---- Excerpted passage
Harry Shum, EVP for Microsoft AI & Research

Machines can already outplay us in chess, poker and other games, and now they are becoming better readers as well.

AI programs from both Microsoft and Alibaba outperformed humans earlier this month on a reading comprehension data set developed at Stanford. “Crowdworkers” scraped more than 500 Wikipedia articles to produce more than 100,000 question-and-answer sets for the test.

Here’s a sample question: “What year did Genghis Khan die?” (Spoiler alert: It’s 1227.)

“This is the first time that a machine has outperformed humans on such a test,” Alibaba said in a statement.

Microsoft’s score of 82.6 and Alibaba’s grade of 82.4 beat out the human standard of 82.3. Other notable AI programs participating in the test and closing in on beating human scores come from the Allen Institute for Artificial Intelligence, Tencent, Salesforce and others.

As noted by CNN, Alibaba has put the technology into practice already, using it to answer customer service questions during its massive Singles Day holiday shopping event. In a statement, Alibaba said the technology can be “gradually applied to numerous applications such as customer service, museum tutorials and online responses to medical inquiries from patients, decreasing the need for human input in an unprecedented way.”
--------
---- Information supplied
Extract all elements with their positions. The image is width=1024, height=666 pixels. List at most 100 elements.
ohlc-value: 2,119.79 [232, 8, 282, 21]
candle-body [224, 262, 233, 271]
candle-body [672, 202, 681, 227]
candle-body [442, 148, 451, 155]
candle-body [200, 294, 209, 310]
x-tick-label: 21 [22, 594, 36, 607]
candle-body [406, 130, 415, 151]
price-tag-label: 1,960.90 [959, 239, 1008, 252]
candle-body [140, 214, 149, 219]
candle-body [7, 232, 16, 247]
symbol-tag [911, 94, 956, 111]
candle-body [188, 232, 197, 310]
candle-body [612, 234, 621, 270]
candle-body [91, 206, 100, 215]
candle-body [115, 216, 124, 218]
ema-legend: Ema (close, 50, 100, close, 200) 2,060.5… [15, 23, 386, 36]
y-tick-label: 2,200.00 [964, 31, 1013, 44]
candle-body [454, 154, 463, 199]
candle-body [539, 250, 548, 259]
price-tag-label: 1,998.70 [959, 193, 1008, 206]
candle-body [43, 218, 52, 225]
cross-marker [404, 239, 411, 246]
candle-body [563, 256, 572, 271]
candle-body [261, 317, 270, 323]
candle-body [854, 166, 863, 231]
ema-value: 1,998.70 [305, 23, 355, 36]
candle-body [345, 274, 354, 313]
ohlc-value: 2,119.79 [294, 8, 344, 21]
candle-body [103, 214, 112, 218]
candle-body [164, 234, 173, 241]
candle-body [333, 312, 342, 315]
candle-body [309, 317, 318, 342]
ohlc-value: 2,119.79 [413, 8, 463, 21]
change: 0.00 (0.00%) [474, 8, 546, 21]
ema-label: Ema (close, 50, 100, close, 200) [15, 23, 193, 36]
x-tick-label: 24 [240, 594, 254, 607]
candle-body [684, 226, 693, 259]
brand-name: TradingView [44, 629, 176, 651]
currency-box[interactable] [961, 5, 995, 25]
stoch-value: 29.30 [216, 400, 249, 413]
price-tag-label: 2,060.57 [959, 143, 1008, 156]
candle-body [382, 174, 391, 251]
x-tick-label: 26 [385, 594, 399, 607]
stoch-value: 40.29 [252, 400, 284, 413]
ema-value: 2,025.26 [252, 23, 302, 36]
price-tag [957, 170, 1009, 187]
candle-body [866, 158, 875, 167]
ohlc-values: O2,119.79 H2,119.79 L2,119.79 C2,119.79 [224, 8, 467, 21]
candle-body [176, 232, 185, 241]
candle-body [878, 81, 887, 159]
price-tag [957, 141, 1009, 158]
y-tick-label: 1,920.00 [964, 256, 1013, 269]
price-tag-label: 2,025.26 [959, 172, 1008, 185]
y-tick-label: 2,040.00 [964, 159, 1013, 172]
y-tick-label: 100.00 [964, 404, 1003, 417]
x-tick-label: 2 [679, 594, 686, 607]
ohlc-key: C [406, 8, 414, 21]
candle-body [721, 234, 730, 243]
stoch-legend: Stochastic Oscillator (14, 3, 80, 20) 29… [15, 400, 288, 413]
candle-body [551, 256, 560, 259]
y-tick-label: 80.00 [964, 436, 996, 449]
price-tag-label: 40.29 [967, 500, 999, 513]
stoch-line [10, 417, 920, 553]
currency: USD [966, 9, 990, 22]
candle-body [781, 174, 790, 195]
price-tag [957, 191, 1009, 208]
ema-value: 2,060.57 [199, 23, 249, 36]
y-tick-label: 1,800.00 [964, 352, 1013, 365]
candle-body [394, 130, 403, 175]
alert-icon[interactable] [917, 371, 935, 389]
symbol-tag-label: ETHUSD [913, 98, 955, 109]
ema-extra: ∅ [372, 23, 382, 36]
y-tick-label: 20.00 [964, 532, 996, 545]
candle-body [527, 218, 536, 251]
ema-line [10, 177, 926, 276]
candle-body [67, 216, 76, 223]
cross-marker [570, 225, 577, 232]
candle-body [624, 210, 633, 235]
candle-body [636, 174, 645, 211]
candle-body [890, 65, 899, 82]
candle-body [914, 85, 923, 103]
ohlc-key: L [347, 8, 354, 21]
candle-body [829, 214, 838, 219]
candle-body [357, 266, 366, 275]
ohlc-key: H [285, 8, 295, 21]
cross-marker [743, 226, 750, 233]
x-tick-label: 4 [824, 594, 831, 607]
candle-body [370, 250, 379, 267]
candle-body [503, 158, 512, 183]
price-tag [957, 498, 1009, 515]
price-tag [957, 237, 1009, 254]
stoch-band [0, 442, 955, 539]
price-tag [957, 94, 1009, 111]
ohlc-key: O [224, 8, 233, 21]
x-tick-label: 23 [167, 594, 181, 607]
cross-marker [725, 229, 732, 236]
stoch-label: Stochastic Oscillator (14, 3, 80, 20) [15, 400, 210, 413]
--------
Prompt 1:
Repeat the article on AI reading comprehension word for word, everything from "AI programs from" down to "for the test.".
Prompt 2:
Answer these questions using the article on AI reading comprehension:
(a) How many Wikipedia articles did crowdworkers scrape to build the test?
(b) What score did Microsoft's program achieve?
(c) During which event did Alibaba use the technology to answer customer service questions?
Prompt 3:
Carry the article on AI programs outscoring humans in reading comprehension forward from the point where it stops.

Expected answer 1:
AI programs from both Microsoft and Alibaba outperformed humans earlier this month on a reading comprehension data set developed at Stanford. “Crowdworkers” scraped more than 500 Wikipedia articles to produce more than 100,000 question-and-answer sets for the test.

Expected answer 2:
(a) More than 500.
(b) 82.6.
(c) Its Singles Day holiday shopping event.

Expected answer 3:
Microsoft’s top entry comes out of Microsoft Research Asia. Here’s how the AI program called R-Net works, according to Microsoft.

We first match the question and passage with gated attention-based recurrent networks to obtain the question-aware passage representation. Then we propose a self-matching attention mechanism to refine the representation by matching the passage against itself, which effectively encodes information from the whole passage. We finally employ the pointer networks to locate the positions of answers from the passages.

Microsoft has invested heavily in artificial intelligence, with its AI and Research group formed by Microsoft CEO Satya Nadella in 2016 as a fourth engineering division at the company. In its first year, the group grew by 60 percent to more than 8,000 people.